The problem:
Can you copy out the data exactly? Leave the images out.

***** Source records *****

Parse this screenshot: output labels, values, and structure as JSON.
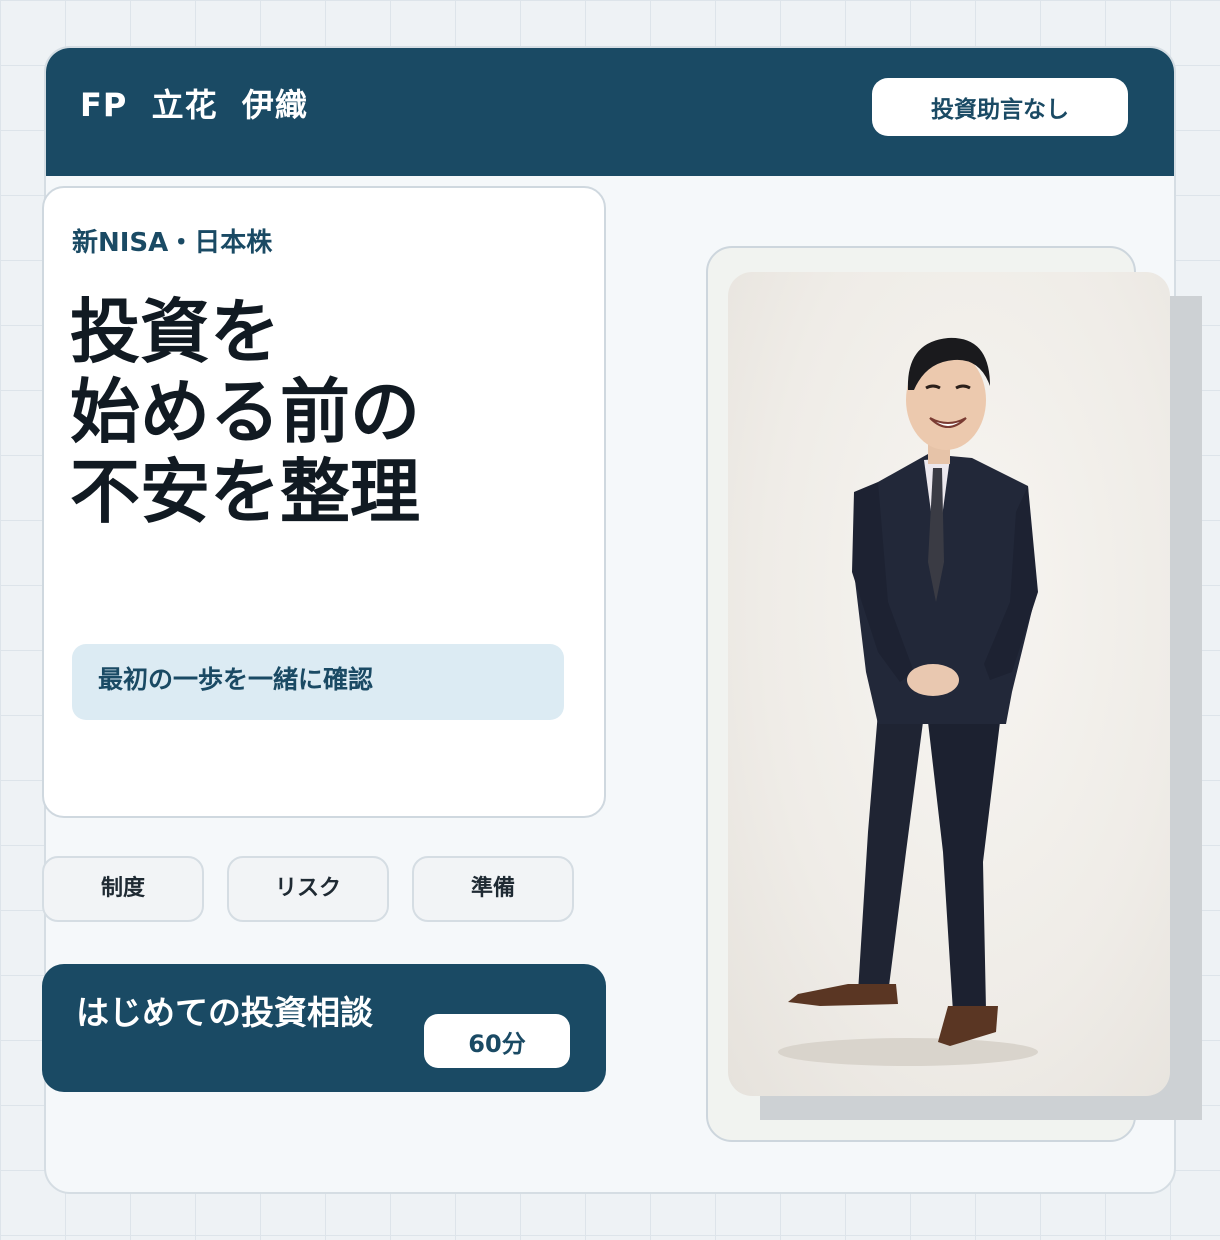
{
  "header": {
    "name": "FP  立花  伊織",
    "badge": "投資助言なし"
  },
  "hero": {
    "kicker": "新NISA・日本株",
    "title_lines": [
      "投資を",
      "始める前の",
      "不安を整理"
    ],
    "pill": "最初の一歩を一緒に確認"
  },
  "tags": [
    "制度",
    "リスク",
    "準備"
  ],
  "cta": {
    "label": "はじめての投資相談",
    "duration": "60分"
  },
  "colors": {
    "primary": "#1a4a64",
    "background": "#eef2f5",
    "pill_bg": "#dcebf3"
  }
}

*****

Response below:
Parse this screenshot: output labels, values, and structure as JSON.
{
  "header": {
    "name": "FP  立花  伊織",
    "badge": "投資助言なし"
  },
  "hero": {
    "kicker": "新NISA・日本株",
    "title_lines": [
      "投資を",
      "始める前の",
      "不安を整理"
    ],
    "pill": "最初の一歩を一緒に確認"
  },
  "tags": [
    "制度",
    "リスク",
    "準備"
  ],
  "cta": {
    "label": "はじめての投資相談",
    "duration": "60分"
  },
  "colors": {
    "primary": "#1a4a64",
    "background": "#eef2f5",
    "pill_bg": "#dcebf3"
  }
}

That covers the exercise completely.